[Saved entries]
-=-=-=-=-

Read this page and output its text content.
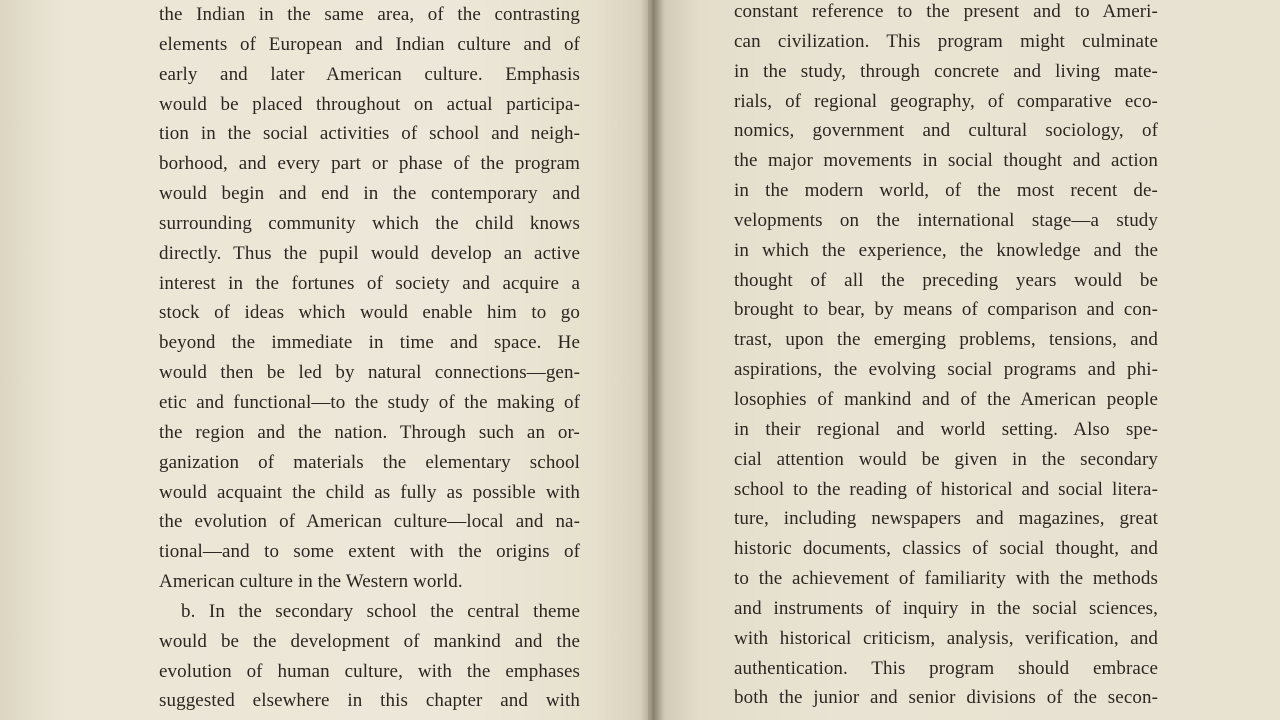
the Indian in the same area, of the contrasting
elements of European and Indian culture and of
early and later American culture. Emphasis
would be placed throughout on actual participa-
tion in the social activities of school and neigh-
borhood, and every part or phase of the program
would begin and end in the contemporary and
surrounding community which the child knows
directly. Thus the pupil would develop an active
interest in the fortunes of society and acquire a
stock of ideas which would enable him to go
beyond the immediate in time and space. He
would then be led by natural connections—gen-
etic and functional—to the study of the making of
the region and the nation. Through such an or-
ganization of materials the elementary school
would acquaint the child as fully as possible with
the evolution of American culture—local and na-
tional—and to some extent with the origins of
American culture in the Western world.
b. In the secondary school the central theme
would be the development of mankind and the
evolution of human culture, with the emphases
suggested elsewhere in this chapter and with
constant reference to the present and to Ameri-
can civilization. This program might culminate
in the study, through concrete and living mate-
rials, of regional geography, of comparative eco-
nomics, government and cultural sociology, of
the major movements in social thought and action
in the modern world, of the most recent de-
velopments on the international stage—a study
in which the experience, the knowledge and the
thought of all the preceding years would be
brought to bear, by means of comparison and con-
trast, upon the emerging problems, tensions, and
aspirations, the evolving social programs and phi-
losophies of mankind and of the American people
in their regional and world setting. Also spe-
cial attention would be given in the secondary
school to the reading of historical and social litera-
ture, including newspapers and magazines, great
historic documents, classics of social thought, and
to the achievement of familiarity with the methods
and instruments of inquiry in the social sciences,
with historical criticism, analysis, verification, and
authentication. This program should embrace
both the junior and senior divisions of the secon-
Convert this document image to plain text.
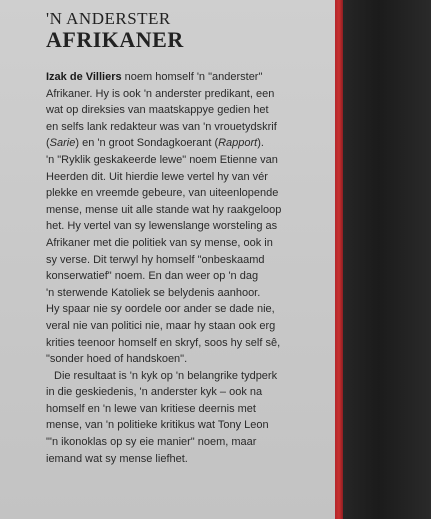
'N ANDERSTER
AFRIKANER

Izak de Villiers noem homself 'n "anderster"

Afrikaner. Hy is ook 'n anderster predikant, een

wat op direksies van maatskappye gedien het

en selfs lank redakteur was van 'n vrouetydskrif

(Sarie) en 'n groot Sondagkoerant (Rapport).

'n "Ryklik geskakeerde lewe" noem Etienne van

Heerden dit. Uit hierdie lewe vertel hy van vér

plekke en vreemde gebeure, van uiteenlopende

mense, mense uit alle stande wat hy raakgeloop

het. Hy vertel van sy lewenslange worsteling as

Afrikaner met die politiek van sy mense, ook in

sy verse. Dit terwyl hy homself "onbeskaamd

konserwatief" noem. En dan weer op 'n dag

'n sterwende Katoliek se belydenis aanhoor.

Hy spaar nie sy oordele oor ander se dade nie,

veral nie van politici nie, maar hy staan ook erg

krities teenoor homself en skryf, soos hy self sê,

"sonder hoed of handskoen".

Die resultaat is 'n kyk op 'n belangrike tydperk

in die geskiedenis, 'n anderster kyk – ook na

homself en 'n lewe van kritiese deernis met

mense, van 'n politieke kritikus wat Tony Leon

"'n ikonoklas op sy eie manier" noem, maar

iemand wat sy mense liefhet.
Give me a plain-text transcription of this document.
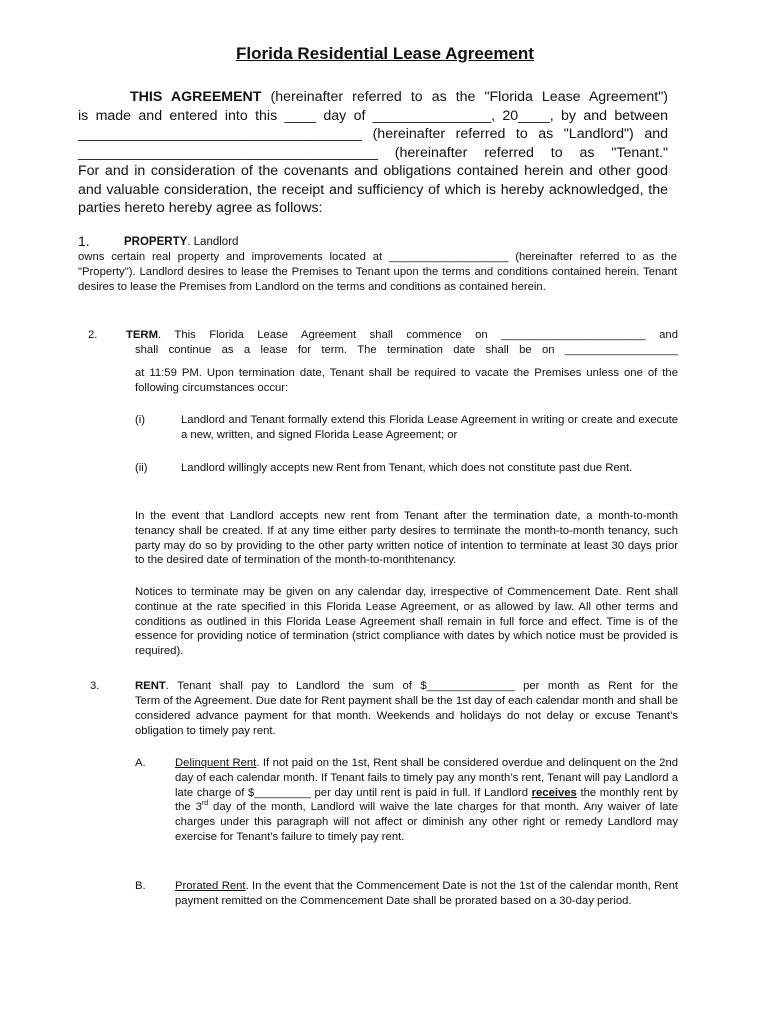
Florida Residential Lease Agreement

THIS AGREEMENT (hereinafter referred to as the "Florida Lease Agreement")

is made and entered into this ____ day of _______________, 20____, by and between

____________________________________ (hereinafter referred to as "Landlord") and

______________________________________ (hereinafter referred to as "Tenant."

For and in consideration of the covenants and obligations contained herein and other good and valuable consideration, the receipt and sufficiency of which is hereby acknowledged, the parties hereto hereby agree as follows:

1.	PROPERTY. Landlord

owns certain real property and improvements located at ___________________ (hereinafter referred to as the "Property"). Landlord desires to lease the Premises to Tenant upon the terms and conditions contained herein. Tenant desires to lease the Premises from Landlord on the terms and conditions as contained herein.

2.	TERM. This Florida Lease Agreement shall commence on _______________________ and

shall continue as a lease for term. The termination date shall be on __________________

at 11:59 PM. Upon termination date, Tenant shall be required to vacate the Premises unless one of the following circumstances occur:

(i)	Landlord and Tenant formally extend this Florida Lease Agreement in writing or create and execute a new, written, and signed Florida Lease Agreement; or

(ii)	Landlord willingly accepts new Rent from Tenant, which does not constitute past due Rent.

In the event that Landlord accepts new rent from Tenant after the termination date, a month-to-month tenancy shall be created. If at any time either party desires to terminate the month-to-month tenancy, such party may do so by providing to the other party written notice of intention to terminate at least 30 days prior to the desired date of termination of the month-to-monthtenancy.

Notices to terminate may be given on any calendar day, irrespective of Commencement Date. Rent shall continue at the rate specified in this Florida Lease Agreement, or as allowed by law. All other terms and conditions as outlined in this Florida Lease Agreement shall remain in full force and effect. Time is of the essence for providing notice of termination (strict compliance with dates by which notice must be provided is required).

3.	RENT. Tenant shall pay to Landlord the sum of $______________ per month as Rent for the

Term of the Agreement. Due date for Rent payment shall be the 1st day of each calendar month and shall be considered advance payment for that month. Weekends and holidays do not delay or excuse Tenant’s obligation to timely pay rent.

A.	Delinquent Rent. If not paid on the 1st, Rent shall be considered overdue and delinquent on the 2nd day of each calendar month. If Tenant fails to timely pay any month’s rent, Tenant will pay Landlord a late charge of $_________ per day until rent is paid in full. If Landlord receives the monthly rent by the 3rd day of the month, Landlord will waive the late charges for that month. Any waiver of late charges under this paragraph will not affect or diminish any other right or remedy Landlord may exercise for Tenant’s failure to timely pay rent.

B.	Prorated Rent. In the event that the Commencement Date is not the 1st of the calendar month, Rent payment remitted on the Commencement Date shall be prorated based on a 30-day period.
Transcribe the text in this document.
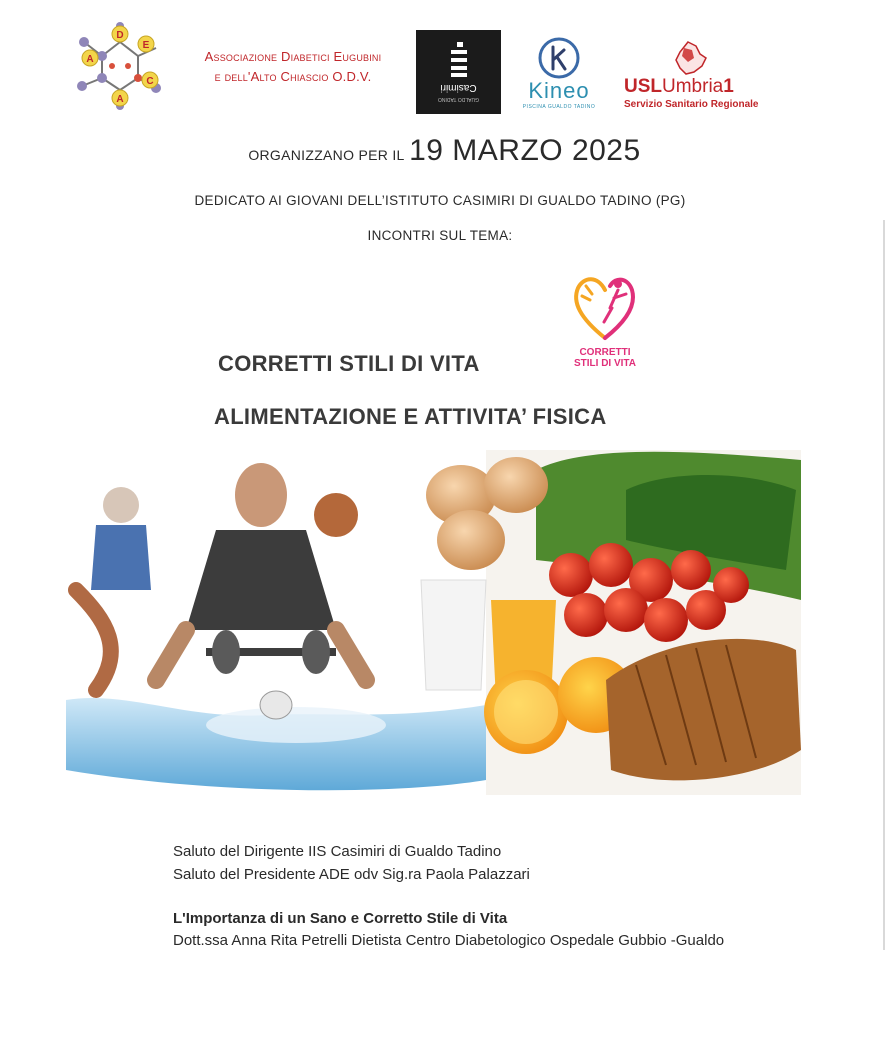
A
D
E
A
C
Associazione Diabetici Eugubini
e dell'Alto Chiascio O.D.V.
Casimiri
GUALDO TADINO	Kineo
PISCINA GUALDO TADINO
USLUmbria1
Servizio Sanitario Regionale
ORGANIZZANO PER IL 19 MARZO 2025
DEDICATO AI GIOVANI DELL’ISTITUTO CASIMIRI DI GUALDO TADINO (PG)
INCONTRI SUL TEMA:
CORRETTI
STILI DI VITA
CORRETTI STILI DI VITA
ALIMENTAZIONE E ATTIVITA’ FISICA
Saluto del Dirigente IIS Casimiri di Gualdo Tadino
Saluto del Presidente ADE odv Sig.ra Paola Palazzari
L'Importanza di un Sano e Corretto Stile di Vita
Dott.ssa Anna Rita Petrelli Dietista Centro Diabetologico Ospedale Gubbio -Gualdo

-=-=-=-=-

• Given problem: Repeat the material above verbatim. Leave the pictures behind.

• Finished exercise:
Read this page and output its text content.
the Indian in the same area, of the contrasting
elements of European and Indian culture and of
early and later American culture. Emphasis
would be placed throughout on actual participa-
tion in the social activities of school and neigh-
borhood, and every part or phase of the program
would begin and end in the contemporary and
surrounding community which the child knows
directly. Thus the pupil would develop an active
interest in the fortunes of society and acquire a
stock of ideas which would enable him to go
beyond the immediate in time and space. He
would then be led by natural connections—gen-
etic and functional—to the study of the making of
the region and the nation. Through such an or-
ganization of materials the elementary school
would acquaint the child as fully as possible with
the evolution of American culture—local and na-
tional—and to some extent with the origins of
American culture in the Western world.
b. In the secondary school the central theme
would be the development of mankind and the
evolution of human culture, with the emphases
suggested elsewhere in this chapter and with
constant reference to the present and to Ameri-
can civilization. This program might culminate
in the study, through concrete and living mate-
rials, of regional geography, of comparative eco-
nomics, government and cultural sociology, of
the major movements in social thought and action
in the modern world, of the most recent de-
velopments on the international stage—a study
in which the experience, the knowledge and the
thought of all the preceding years would be
brought to bear, by means of comparison and con-
trast, upon the emerging problems, tensions, and
aspirations, the evolving social programs and phi-
losophies of mankind and of the American people
in their regional and world setting. Also spe-
cial attention would be given in the secondary
school to the reading of historical and social litera-
ture, including newspapers and magazines, great
historic documents, classics of social thought, and
to the achievement of familiarity with the methods
and instruments of inquiry in the social sciences,
with historical criticism, analysis, verification, and
authentication. This program should embrace
both the junior and senior divisions of the secon-
Convert this document image to plain text.
'N ANDERSTER
AFRIKANER

Izak de Villiers noem homself 'n "anderster"

Afrikaner. Hy is ook 'n anderster predikant, een

wat op direksies van maatskappye gedien het

en selfs lank redakteur was van 'n vrouetydskrif

(Sarie) en 'n groot Sondagkoerant (Rapport).

'n "Ryklik geskakeerde lewe" noem Etienne van

Heerden dit. Uit hierdie lewe vertel hy van vér

plekke en vreemde gebeure, van uiteenlopende

mense, mense uit alle stande wat hy raakgeloop

het. Hy vertel van sy lewenslange worsteling as

Afrikaner met die politiek van sy mense, ook in

sy verse. Dit terwyl hy homself "onbeskaamd

konserwatief" noem. En dan weer op 'n dag

'n sterwende Katoliek se belydenis aanhoor.

Hy spaar nie sy oordele oor ander se dade nie,

veral nie van politici nie, maar hy staan ook erg

krities teenoor homself en skryf, soos hy self sê,

"sonder hoed of handskoen".

Die resultaat is 'n kyk op 'n belangrike tydperk

in die geskiedenis, 'n anderster kyk – ook na

homself en 'n lewe van kritiese deernis met

mense, van 'n politieke kritikus wat Tony Leon

"'n ikonoklas op sy eie manier" noem, maar

iemand wat sy mense liefhet.
Give me a plain-text transcription of this document.
Florida Residential Lease Agreement

THIS AGREEMENT (hereinafter referred to as the "Florida Lease Agreement")

is made and entered into this ____ day of _______________, 20____, by and between

____________________________________ (hereinafter referred to as "Landlord") and

______________________________________ (hereinafter referred to as "Tenant."

For and in consideration of the covenants and obligations contained herein and other good and valuable consideration, the receipt and sufficiency of which is hereby acknowledged, the parties hereto hereby agree as follows:

1.	PROPERTY. Landlord

owns certain real property and improvements located at ___________________ (hereinafter referred to as the "Property"). Landlord desires to lease the Premises to Tenant upon the terms and conditions contained herein. Tenant desires to lease the Premises from Landlord on the terms and conditions as contained herein.

2.	TERM. This Florida Lease Agreement shall commence on _______________________ and

shall continue as a lease for term. The termination date shall be on __________________

at 11:59 PM. Upon termination date, Tenant shall be required to vacate the Premises unless one of the following circumstances occur:

(i)	Landlord and Tenant formally extend this Florida Lease Agreement in writing or create and execute a new, written, and signed Florida Lease Agreement; or

(ii)	Landlord willingly accepts new Rent from Tenant, which does not constitute past due Rent.

In the event that Landlord accepts new rent from Tenant after the termination date, a month-to-month tenancy shall be created. If at any time either party desires to terminate the month-to-month tenancy, such party may do so by providing to the other party written notice of intention to terminate at least 30 days prior to the desired date of termination of the month-to-monthtenancy.

Notices to terminate may be given on any calendar day, irrespective of Commencement Date. Rent shall continue at the rate specified in this Florida Lease Agreement, or as allowed by law. All other terms and conditions as outlined in this Florida Lease Agreement shall remain in full force and effect. Time is of the essence for providing notice of termination (strict compliance with dates by which notice must be provided is required).

3.	RENT. Tenant shall pay to Landlord the sum of $______________ per month as Rent for the

Term of the Agreement. Due date for Rent payment shall be the 1st day of each calendar month and shall be considered advance payment for that month. Weekends and holidays do not delay or excuse Tenant’s obligation to timely pay rent.

A.	Delinquent Rent. If not paid on the 1st, Rent shall be considered overdue and delinquent on the 2nd day of each calendar month. If Tenant fails to timely pay any month’s rent, Tenant will pay Landlord a late charge of $_________ per day until rent is paid in full. If Landlord receives the monthly rent by the 3rd day of the month, Landlord will waive the late charges for that month. Any waiver of late charges under this paragraph will not affect or diminish any other right or remedy Landlord may exercise for Tenant’s failure to timely pay rent.

B.	Prorated Rent. In the event that the Commencement Date is not the 1st of the calendar month, Rent payment remitted on the Commencement Date shall be prorated based on a 30-day period.
Transcribe the text in this document.
A
D
E
A
C
Associazione Diabetici Eugubini
e dell'Alto Chiascio O.D.V.
Casimiri
GUALDO TADINO	Kineo
PISCINA GUALDO TADINO
USLUmbria1
Servizio Sanitario Regionale
ORGANIZZANO PER IL 19 MARZO 2025
DEDICATO AI GIOVANI DELL’ISTITUTO CASIMIRI DI GUALDO TADINO (PG)
INCONTRI SUL TEMA:
CORRETTI
STILI DI VITA
CORRETTI STILI DI VITA
ALIMENTAZIONE E ATTIVITA’ FISICA
Saluto del Dirigente IIS Casimiri di Gualdo Tadino
Saluto del Presidente ADE odv Sig.ra Paola Palazzari
L'Importanza di un Sano e Corretto Stile di Vita
Dott.ssa Anna Rita Petrelli Dietista Centro Diabetologico Ospedale Gubbio -Gualdo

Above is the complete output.